- [RECORDED INFORMATION]

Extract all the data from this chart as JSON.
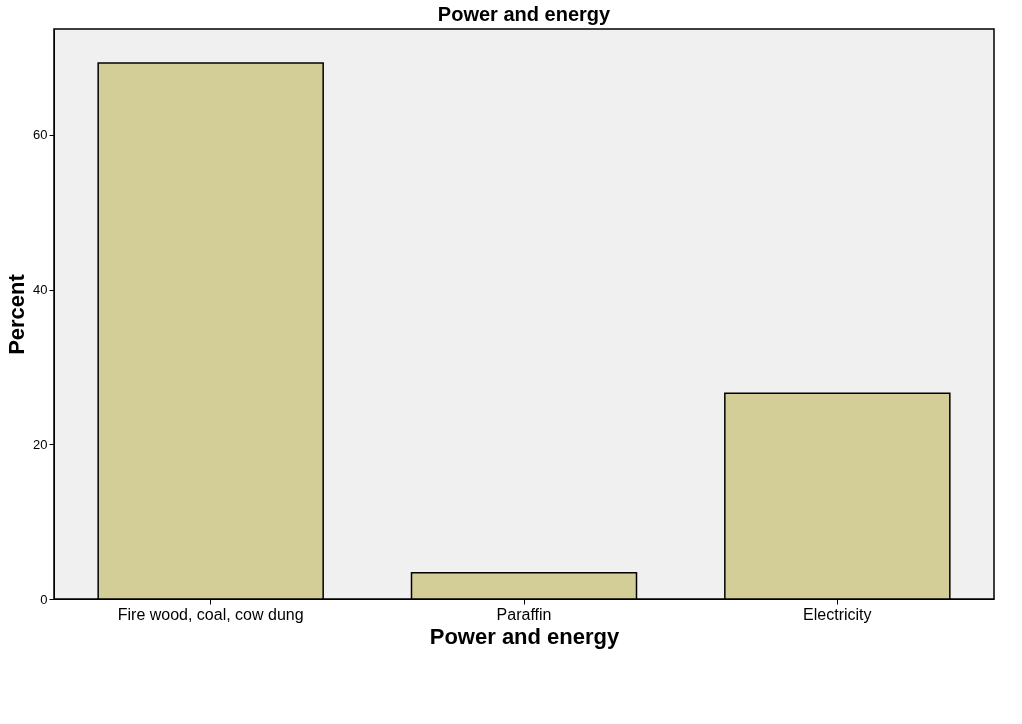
{
  "chart_data": {
    "type": "bar",
    "title": "Power and energy",
    "xlabel": "Power and energy",
    "ylabel": "Percent",
    "categories": [
      "Fire wood, coal, cow dung",
      "Paraffin",
      "Electricity"
    ],
    "values": [
      69.3,
      3.4,
      26.6
    ],
    "color": "#d3ce97",
    "ylim": [
      0,
      73.7
    ],
    "yticks": [
      0,
      20,
      40,
      60
    ],
    "grid": false
  }
}
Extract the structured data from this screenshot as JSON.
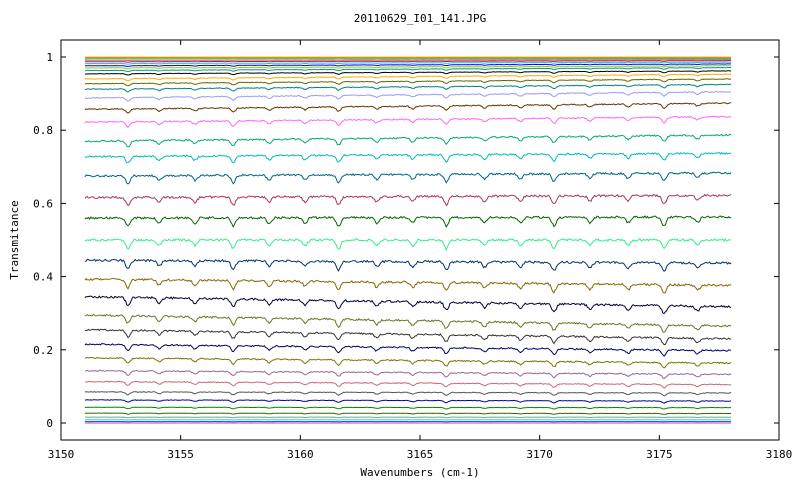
{
  "chart_data": {
    "type": "line",
    "title": "20110629_I01_141.JPG",
    "xlabel": "Wavenumbers (cm-1)",
    "ylabel": "Transmitance",
    "xlim": [
      3150,
      3180
    ],
    "ylim": [
      0,
      1.05
    ],
    "x_range_of_series": [
      3151,
      3178
    ],
    "x_ticks": [
      "3150",
      "3155",
      "3160",
      "3165",
      "3170",
      "3175",
      "3180"
    ],
    "y_ticks": [
      "0",
      "0.2",
      "0.4",
      "0.6",
      "0.8",
      "1"
    ],
    "grid": false,
    "legend": "none",
    "absorption_lines_cm1": [
      3152.8,
      3154.1,
      3155.6,
      3157.2,
      3158.7,
      3160.2,
      3161.6,
      3163.2,
      3164.7,
      3166.1,
      3167.7,
      3169.2,
      3170.6,
      3172.1,
      3173.7,
      3175.2,
      3176.6
    ],
    "series": [
      {
        "color": "#e8d21f",
        "values": [
          1.0,
          1.0
        ]
      },
      {
        "color": "#ff6600",
        "values": [
          0.998,
          0.998
        ]
      },
      {
        "color": "#33cc33",
        "values": [
          0.995,
          0.996
        ]
      },
      {
        "color": "#9966cc",
        "values": [
          0.991,
          0.993
        ]
      },
      {
        "color": "#ff0000",
        "values": [
          0.987,
          0.99
        ]
      },
      {
        "color": "#00ccff",
        "values": [
          0.982,
          0.986
        ]
      },
      {
        "color": "#0000ff",
        "values": [
          0.976,
          0.981
        ]
      },
      {
        "color": "#99cc00",
        "values": [
          0.97,
          0.976
        ]
      },
      {
        "color": "#009999",
        "values": [
          0.963,
          0.971
        ]
      },
      {
        "color": "#000000",
        "values": [
          0.954,
          0.962
        ]
      },
      {
        "color": "#ffaa00",
        "values": [
          0.94,
          0.953
        ]
      },
      {
        "color": "#666600",
        "values": [
          0.927,
          0.94
        ]
      },
      {
        "color": "#008080",
        "values": [
          0.912,
          0.925
        ]
      },
      {
        "color": "#9999ff",
        "values": [
          0.888,
          0.905
        ]
      },
      {
        "color": "#663300",
        "values": [
          0.857,
          0.874
        ]
      },
      {
        "color": "#ff66ff",
        "values": [
          0.822,
          0.837
        ]
      },
      {
        "color": "#00aa77",
        "values": [
          0.77,
          0.787
        ]
      },
      {
        "color": "#00bbbb",
        "values": [
          0.728,
          0.737
        ]
      },
      {
        "color": "#006680",
        "values": [
          0.675,
          0.683
        ]
      },
      {
        "color": "#aa3366",
        "values": [
          0.616,
          0.622
        ]
      },
      {
        "color": "#006600",
        "values": [
          0.56,
          0.563
        ]
      },
      {
        "color": "#33ee88",
        "values": [
          0.5,
          0.5
        ]
      },
      {
        "color": "#003366",
        "values": [
          0.445,
          0.437
        ]
      },
      {
        "color": "#886600",
        "values": [
          0.393,
          0.376
        ]
      },
      {
        "color": "#000033",
        "values": [
          0.345,
          0.318
        ]
      },
      {
        "color": "#667722",
        "values": [
          0.295,
          0.265
        ]
      },
      {
        "color": "#333333",
        "values": [
          0.255,
          0.23
        ]
      },
      {
        "color": "#000066",
        "values": [
          0.215,
          0.198
        ]
      },
      {
        "color": "#777700",
        "values": [
          0.178,
          0.164
        ]
      },
      {
        "color": "#996699",
        "values": [
          0.143,
          0.133
        ]
      },
      {
        "color": "#cc6677",
        "values": [
          0.113,
          0.105
        ]
      },
      {
        "color": "#555555",
        "values": [
          0.085,
          0.082
        ]
      },
      {
        "color": "#000099",
        "values": [
          0.063,
          0.06
        ]
      },
      {
        "color": "#008800",
        "values": [
          0.043,
          0.042
        ]
      },
      {
        "color": "#336600",
        "values": [
          0.027,
          0.026
        ]
      },
      {
        "color": "#66aa99",
        "values": [
          0.016,
          0.016
        ]
      },
      {
        "color": "#44cccc",
        "values": [
          0.009,
          0.009
        ]
      },
      {
        "color": "#0066cc",
        "values": [
          0.004,
          0.004
        ]
      },
      {
        "color": "#cc33cc",
        "values": [
          0.0,
          0.0
        ]
      }
    ]
  }
}
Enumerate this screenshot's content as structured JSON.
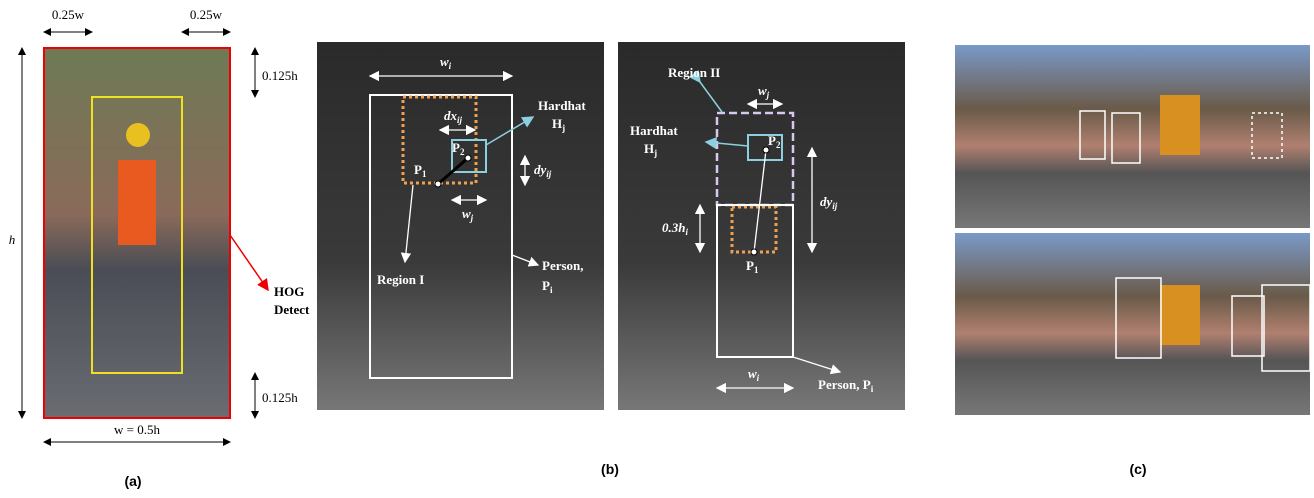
{
  "panel_a": {
    "caption": "(a)",
    "top_left_width": "0.25w",
    "top_right_width": "0.25w",
    "top_height": "0.125h",
    "height": "h",
    "bottom_height": "0.125h",
    "width": "w = 0.5h",
    "detector": [
      "HOG",
      "Detect"
    ]
  },
  "panel_b": {
    "caption": "(b)",
    "left": {
      "person_width": {
        "base": "w",
        "sub": "i"
      },
      "dx": {
        "base": "dx",
        "sub": "ij"
      },
      "hardhat": [
        "Hardhat",
        {
          "base": "H",
          "sub": "j"
        }
      ],
      "p2": {
        "base": "P",
        "sub": "2"
      },
      "p1": {
        "base": "P",
        "sub": "1"
      },
      "dy": {
        "base": "dy",
        "sub": "ij"
      },
      "hardhat_width": {
        "base": "w",
        "sub": "j"
      },
      "region": "Region I",
      "person": [
        "Person,",
        {
          "base": "P",
          "sub": "i"
        }
      ]
    },
    "right": {
      "region": "Region II",
      "hardhat_width": {
        "base": "w",
        "sub": "j"
      },
      "hardhat": [
        "Hardhat",
        {
          "base": "H",
          "sub": "j"
        }
      ],
      "p2": {
        "base": "P",
        "sub": "2"
      },
      "dy": {
        "base": "dy",
        "sub": "ij"
      },
      "offset": {
        "base": "0.3h",
        "sub": "i"
      },
      "p1": {
        "base": "P",
        "sub": "1"
      },
      "person_width": {
        "base": "w",
        "sub": "i"
      },
      "person": {
        "base": "Person, P",
        "sub": "i"
      }
    }
  },
  "panel_c": {
    "caption": "(c)"
  }
}
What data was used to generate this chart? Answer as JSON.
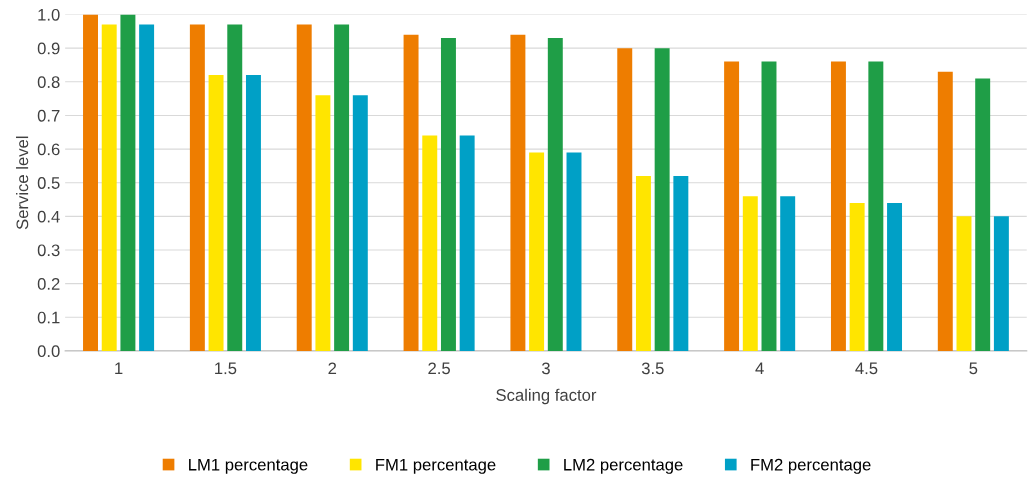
{
  "chart_data": {
    "type": "bar",
    "xlabel": "Scaling factor",
    "ylabel": "Service level",
    "categories": [
      "1",
      "1.5",
      "2",
      "2.5",
      "3",
      "3.5",
      "4",
      "4.5",
      "5"
    ],
    "series": [
      {
        "name": "LM1 percentage",
        "color": "#ee7d00",
        "values": [
          1.0,
          0.97,
          0.97,
          0.94,
          0.94,
          0.9,
          0.86,
          0.86,
          0.83
        ]
      },
      {
        "name": "FM1 percentage",
        "color": "#ffe500",
        "values": [
          0.97,
          0.82,
          0.76,
          0.64,
          0.59,
          0.52,
          0.46,
          0.44,
          0.4
        ]
      },
      {
        "name": "LM2 percentage",
        "color": "#1f9e47",
        "values": [
          1.0,
          0.97,
          0.97,
          0.93,
          0.93,
          0.9,
          0.86,
          0.86,
          0.81
        ]
      },
      {
        "name": "FM2 percentage",
        "color": "#00a0c6",
        "values": [
          0.97,
          0.82,
          0.76,
          0.64,
          0.59,
          0.52,
          0.46,
          0.44,
          0.4
        ]
      }
    ],
    "ylim": [
      0,
      1.0
    ],
    "yticks": [
      {
        "value": 0,
        "label": "0.0"
      },
      0.1,
      0.2,
      0.3,
      0.4,
      0.5,
      0.6,
      0.7,
      0.8,
      0.9,
      {
        "value": 1.0,
        "label": "1.0"
      }
    ],
    "grid": "y",
    "legend": "bottom"
  }
}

- [PROBLEM] Gather each line in the entries above where the string "Extract" is found.

- [COMPLETE OUTPUT]
Extract all the data from this chart as JSON.
Extract the structured data from this screenshot as JSON.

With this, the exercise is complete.